DIRECTIONS:
Take the listing and print it in full, exactly as given.

DATA EXTRACT:
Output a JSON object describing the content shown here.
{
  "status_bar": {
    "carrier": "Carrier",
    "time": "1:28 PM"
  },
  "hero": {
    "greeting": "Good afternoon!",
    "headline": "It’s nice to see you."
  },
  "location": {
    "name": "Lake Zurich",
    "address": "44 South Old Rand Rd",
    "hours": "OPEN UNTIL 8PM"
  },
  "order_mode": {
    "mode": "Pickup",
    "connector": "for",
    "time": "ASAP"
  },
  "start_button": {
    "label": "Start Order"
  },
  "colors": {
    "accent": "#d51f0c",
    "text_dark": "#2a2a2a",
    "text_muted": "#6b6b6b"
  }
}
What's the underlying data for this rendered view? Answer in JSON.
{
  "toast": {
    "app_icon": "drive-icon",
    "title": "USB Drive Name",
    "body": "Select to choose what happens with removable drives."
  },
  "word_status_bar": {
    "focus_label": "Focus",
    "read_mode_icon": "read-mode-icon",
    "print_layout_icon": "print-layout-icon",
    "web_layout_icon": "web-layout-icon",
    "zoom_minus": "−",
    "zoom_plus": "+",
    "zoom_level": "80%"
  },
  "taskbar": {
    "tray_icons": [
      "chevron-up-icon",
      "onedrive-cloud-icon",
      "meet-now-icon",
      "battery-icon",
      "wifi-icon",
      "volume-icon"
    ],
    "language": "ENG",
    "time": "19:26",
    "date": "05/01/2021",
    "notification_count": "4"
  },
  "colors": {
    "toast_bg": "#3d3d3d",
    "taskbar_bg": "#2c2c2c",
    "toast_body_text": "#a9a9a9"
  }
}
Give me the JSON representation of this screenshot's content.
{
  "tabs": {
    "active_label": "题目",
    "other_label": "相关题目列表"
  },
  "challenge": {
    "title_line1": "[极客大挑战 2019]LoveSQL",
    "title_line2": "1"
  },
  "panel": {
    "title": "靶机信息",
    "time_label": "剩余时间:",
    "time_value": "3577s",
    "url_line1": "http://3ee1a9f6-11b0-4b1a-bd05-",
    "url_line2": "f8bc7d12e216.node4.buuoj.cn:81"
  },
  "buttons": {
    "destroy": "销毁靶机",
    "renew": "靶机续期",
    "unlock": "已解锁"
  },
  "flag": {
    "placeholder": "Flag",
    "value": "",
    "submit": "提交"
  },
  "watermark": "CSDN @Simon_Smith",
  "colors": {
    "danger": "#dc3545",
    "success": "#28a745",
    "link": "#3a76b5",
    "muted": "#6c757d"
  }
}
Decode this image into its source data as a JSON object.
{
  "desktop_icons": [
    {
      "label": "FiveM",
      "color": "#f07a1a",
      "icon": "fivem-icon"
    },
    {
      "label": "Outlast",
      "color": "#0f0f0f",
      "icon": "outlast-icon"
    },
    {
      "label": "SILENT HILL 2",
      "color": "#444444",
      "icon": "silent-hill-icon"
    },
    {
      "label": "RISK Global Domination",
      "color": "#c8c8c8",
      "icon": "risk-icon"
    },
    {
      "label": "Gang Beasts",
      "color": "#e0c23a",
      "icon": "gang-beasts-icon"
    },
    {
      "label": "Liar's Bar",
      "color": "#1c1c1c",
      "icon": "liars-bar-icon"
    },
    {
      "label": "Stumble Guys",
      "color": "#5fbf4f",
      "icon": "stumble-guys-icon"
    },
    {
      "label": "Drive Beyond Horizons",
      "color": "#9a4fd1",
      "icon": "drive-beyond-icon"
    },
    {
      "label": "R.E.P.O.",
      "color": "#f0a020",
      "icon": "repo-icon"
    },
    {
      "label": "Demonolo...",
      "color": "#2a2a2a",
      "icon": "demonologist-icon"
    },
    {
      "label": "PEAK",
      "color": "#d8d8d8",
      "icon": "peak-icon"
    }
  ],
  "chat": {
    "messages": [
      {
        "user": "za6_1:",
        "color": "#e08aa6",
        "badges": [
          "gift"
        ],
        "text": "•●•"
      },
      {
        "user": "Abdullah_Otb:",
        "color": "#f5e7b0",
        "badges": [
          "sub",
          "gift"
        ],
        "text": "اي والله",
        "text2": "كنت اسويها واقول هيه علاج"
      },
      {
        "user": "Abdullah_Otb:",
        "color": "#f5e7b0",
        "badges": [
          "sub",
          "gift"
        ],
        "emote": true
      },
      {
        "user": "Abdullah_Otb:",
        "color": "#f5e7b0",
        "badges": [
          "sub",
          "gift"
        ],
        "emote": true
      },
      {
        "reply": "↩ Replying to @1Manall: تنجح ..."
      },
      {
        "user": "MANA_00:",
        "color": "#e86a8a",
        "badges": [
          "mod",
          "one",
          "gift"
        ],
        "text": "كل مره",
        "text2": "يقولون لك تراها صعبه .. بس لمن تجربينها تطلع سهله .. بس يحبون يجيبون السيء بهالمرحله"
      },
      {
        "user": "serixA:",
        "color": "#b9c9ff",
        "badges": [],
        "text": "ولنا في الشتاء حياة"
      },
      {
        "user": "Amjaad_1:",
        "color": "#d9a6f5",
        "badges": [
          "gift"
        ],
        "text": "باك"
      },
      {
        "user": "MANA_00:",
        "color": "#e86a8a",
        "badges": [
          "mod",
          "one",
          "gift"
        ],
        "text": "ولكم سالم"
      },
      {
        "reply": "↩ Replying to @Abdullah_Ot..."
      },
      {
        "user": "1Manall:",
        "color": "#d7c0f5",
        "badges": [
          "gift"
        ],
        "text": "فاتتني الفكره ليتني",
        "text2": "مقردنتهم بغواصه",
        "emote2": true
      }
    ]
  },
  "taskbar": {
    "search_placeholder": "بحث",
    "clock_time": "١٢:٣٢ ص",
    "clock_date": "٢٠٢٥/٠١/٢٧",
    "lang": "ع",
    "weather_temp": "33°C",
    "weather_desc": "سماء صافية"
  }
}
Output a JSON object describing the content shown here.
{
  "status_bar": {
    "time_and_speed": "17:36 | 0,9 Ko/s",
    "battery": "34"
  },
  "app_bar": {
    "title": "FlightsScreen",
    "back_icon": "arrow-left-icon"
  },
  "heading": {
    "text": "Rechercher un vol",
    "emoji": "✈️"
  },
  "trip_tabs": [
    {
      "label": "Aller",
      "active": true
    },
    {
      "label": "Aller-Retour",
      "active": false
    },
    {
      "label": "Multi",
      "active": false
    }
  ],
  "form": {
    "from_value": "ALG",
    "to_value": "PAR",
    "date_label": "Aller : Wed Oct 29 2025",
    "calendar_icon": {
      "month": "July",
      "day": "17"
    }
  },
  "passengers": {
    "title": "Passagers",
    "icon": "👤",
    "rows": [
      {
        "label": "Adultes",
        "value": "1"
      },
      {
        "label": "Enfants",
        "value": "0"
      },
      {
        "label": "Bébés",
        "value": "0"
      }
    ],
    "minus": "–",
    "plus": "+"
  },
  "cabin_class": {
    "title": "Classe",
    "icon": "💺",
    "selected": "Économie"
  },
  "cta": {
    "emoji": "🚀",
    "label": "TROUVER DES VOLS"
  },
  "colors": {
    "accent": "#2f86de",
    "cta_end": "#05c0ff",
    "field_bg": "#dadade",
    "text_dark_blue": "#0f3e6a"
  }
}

TASK OUTPUT:
Output a JSON object describing the content shown here.
{
  "status_bar": {
    "carrier": "Carrier",
    "time": "1:28 PM"
  },
  "hero": {
    "greeting": "Good afternoon!",
    "headline": "It’s nice to see you."
  },
  "location": {
    "name": "Lake Zurich",
    "address": "44 South Old Rand Rd",
    "hours": "OPEN UNTIL 8PM"
  },
  "order_mode": {
    "mode": "Pickup",
    "connector": "for",
    "time": "ASAP"
  },
  "start_button": {
    "label": "Start Order"
  },
  "colors": {
    "accent": "#d51f0c",
    "text_dark": "#2a2a2a",
    "text_muted": "#6b6b6b"
  }
}
What's the underlying data for this rendered view? Answer in JSON.
{
  "toast": {
    "app_icon": "drive-icon",
    "title": "USB Drive Name",
    "body": "Select to choose what happens with removable drives."
  },
  "word_status_bar": {
    "focus_label": "Focus",
    "read_mode_icon": "read-mode-icon",
    "print_layout_icon": "print-layout-icon",
    "web_layout_icon": "web-layout-icon",
    "zoom_minus": "−",
    "zoom_plus": "+",
    "zoom_level": "80%"
  },
  "taskbar": {
    "tray_icons": [
      "chevron-up-icon",
      "onedrive-cloud-icon",
      "meet-now-icon",
      "battery-icon",
      "wifi-icon",
      "volume-icon"
    ],
    "language": "ENG",
    "time": "19:26",
    "date": "05/01/2021",
    "notification_count": "4"
  },
  "colors": {
    "toast_bg": "#3d3d3d",
    "taskbar_bg": "#2c2c2c",
    "toast_body_text": "#a9a9a9"
  }
}
Give me the JSON representation of this screenshot's content.
{
  "tabs": {
    "active_label": "题目",
    "other_label": "相关题目列表"
  },
  "challenge": {
    "title_line1": "[极客大挑战 2019]LoveSQL",
    "title_line2": "1"
  },
  "panel": {
    "title": "靶机信息",
    "time_label": "剩余时间:",
    "time_value": "3577s",
    "url_line1": "http://3ee1a9f6-11b0-4b1a-bd05-",
    "url_line2": "f8bc7d12e216.node4.buuoj.cn:81"
  },
  "buttons": {
    "destroy": "销毁靶机",
    "renew": "靶机续期",
    "unlock": "已解锁"
  },
  "flag": {
    "placeholder": "Flag",
    "value": "",
    "submit": "提交"
  },
  "watermark": "CSDN @Simon_Smith",
  "colors": {
    "danger": "#dc3545",
    "success": "#28a745",
    "link": "#3a76b5",
    "muted": "#6c757d"
  }
}
Decode this image into its source data as a JSON object.
{
  "desktop_icons": [
    {
      "label": "FiveM",
      "color": "#f07a1a",
      "icon": "fivem-icon"
    },
    {
      "label": "Outlast",
      "color": "#0f0f0f",
      "icon": "outlast-icon"
    },
    {
      "label": "SILENT HILL 2",
      "color": "#444444",
      "icon": "silent-hill-icon"
    },
    {
      "label": "RISK Global Domination",
      "color": "#c8c8c8",
      "icon": "risk-icon"
    },
    {
      "label": "Gang Beasts",
      "color": "#e0c23a",
      "icon": "gang-beasts-icon"
    },
    {
      "label": "Liar's Bar",
      "color": "#1c1c1c",
      "icon": "liars-bar-icon"
    },
    {
      "label": "Stumble Guys",
      "color": "#5fbf4f",
      "icon": "stumble-guys-icon"
    },
    {
      "label": "Drive Beyond Horizons",
      "color": "#9a4fd1",
      "icon": "drive-beyond-icon"
    },
    {
      "label": "R.E.P.O.",
      "color": "#f0a020",
      "icon": "repo-icon"
    },
    {
      "label": "Demonolo...",
      "color": "#2a2a2a",
      "icon": "demonologist-icon"
    },
    {
      "label": "PEAK",
      "color": "#d8d8d8",
      "icon": "peak-icon"
    }
  ],
  "chat": {
    "messages": [
      {
        "user": "za6_1:",
        "color": "#e08aa6",
        "badges": [
          "gift"
        ],
        "text": "•●•"
      },
      {
        "user": "Abdullah_Otb:",
        "color": "#f5e7b0",
        "badges": [
          "sub",
          "gift"
        ],
        "text": "اي والله",
        "text2": "كنت اسويها واقول هيه علاج"
      },
      {
        "user": "Abdullah_Otb:",
        "color": "#f5e7b0",
        "badges": [
          "sub",
          "gift"
        ],
        "emote": true
      },
      {
        "user": "Abdullah_Otb:",
        "color": "#f5e7b0",
        "badges": [
          "sub",
          "gift"
        ],
        "emote": true
      },
      {
        "reply": "↩ Replying to @1Manall: تنجح ..."
      },
      {
        "user": "MANA_00:",
        "color": "#e86a8a",
        "badges": [
          "mod",
          "one",
          "gift"
        ],
        "text": "كل مره",
        "text2": "يقولون لك تراها صعبه .. بس لمن تجربينها تطلع سهله .. بس يحبون يجيبون السيء بهالمرحله"
      },
      {
        "user": "serixA:",
        "color": "#b9c9ff",
        "badges": [],
        "text": "ولنا في الشتاء حياة"
      },
      {
        "user": "Amjaad_1:",
        "color": "#d9a6f5",
        "badges": [
          "gift"
        ],
        "text": "باك"
      },
      {
        "user": "MANA_00:",
        "color": "#e86a8a",
        "badges": [
          "mod",
          "one",
          "gift"
        ],
        "text": "ولكم سالم"
      },
      {
        "reply": "↩ Replying to @Abdullah_Ot..."
      },
      {
        "user": "1Manall:",
        "color": "#d7c0f5",
        "badges": [
          "gift"
        ],
        "text": "فاتتني الفكره ليتني",
        "text2": "مقردنتهم بغواصه",
        "emote2": true
      }
    ]
  },
  "taskbar": {
    "search_placeholder": "بحث",
    "clock_time": "١٢:٣٢ ص",
    "clock_date": "٢٠٢٥/٠١/٢٧",
    "lang": "ع",
    "weather_temp": "33°C",
    "weather_desc": "سماء صافية"
  }
}
Output a JSON object describing the content shown here.
{
  "status_bar": {
    "time_and_speed": "17:36 | 0,9 Ko/s",
    "battery": "34"
  },
  "app_bar": {
    "title": "FlightsScreen",
    "back_icon": "arrow-left-icon"
  },
  "heading": {
    "text": "Rechercher un vol",
    "emoji": "✈️"
  },
  "trip_tabs": [
    {
      "label": "Aller",
      "active": true
    },
    {
      "label": "Aller-Retour",
      "active": false
    },
    {
      "label": "Multi",
      "active": false
    }
  ],
  "form": {
    "from_value": "ALG",
    "to_value": "PAR",
    "date_label": "Aller : Wed Oct 29 2025",
    "calendar_icon": {
      "month": "July",
      "day": "17"
    }
  },
  "passengers": {
    "title": "Passagers",
    "icon": "👤",
    "rows": [
      {
        "label": "Adultes",
        "value": "1"
      },
      {
        "label": "Enfants",
        "value": "0"
      },
      {
        "label": "Bébés",
        "value": "0"
      }
    ],
    "minus": "–",
    "plus": "+"
  },
  "cabin_class": {
    "title": "Classe",
    "icon": "💺",
    "selected": "Économie"
  },
  "cta": {
    "emoji": "🚀",
    "label": "TROUVER DES VOLS"
  },
  "colors": {
    "accent": "#2f86de",
    "cta_end": "#05c0ff",
    "field_bg": "#dadade",
    "text_dark_blue": "#0f3e6a"
  }
}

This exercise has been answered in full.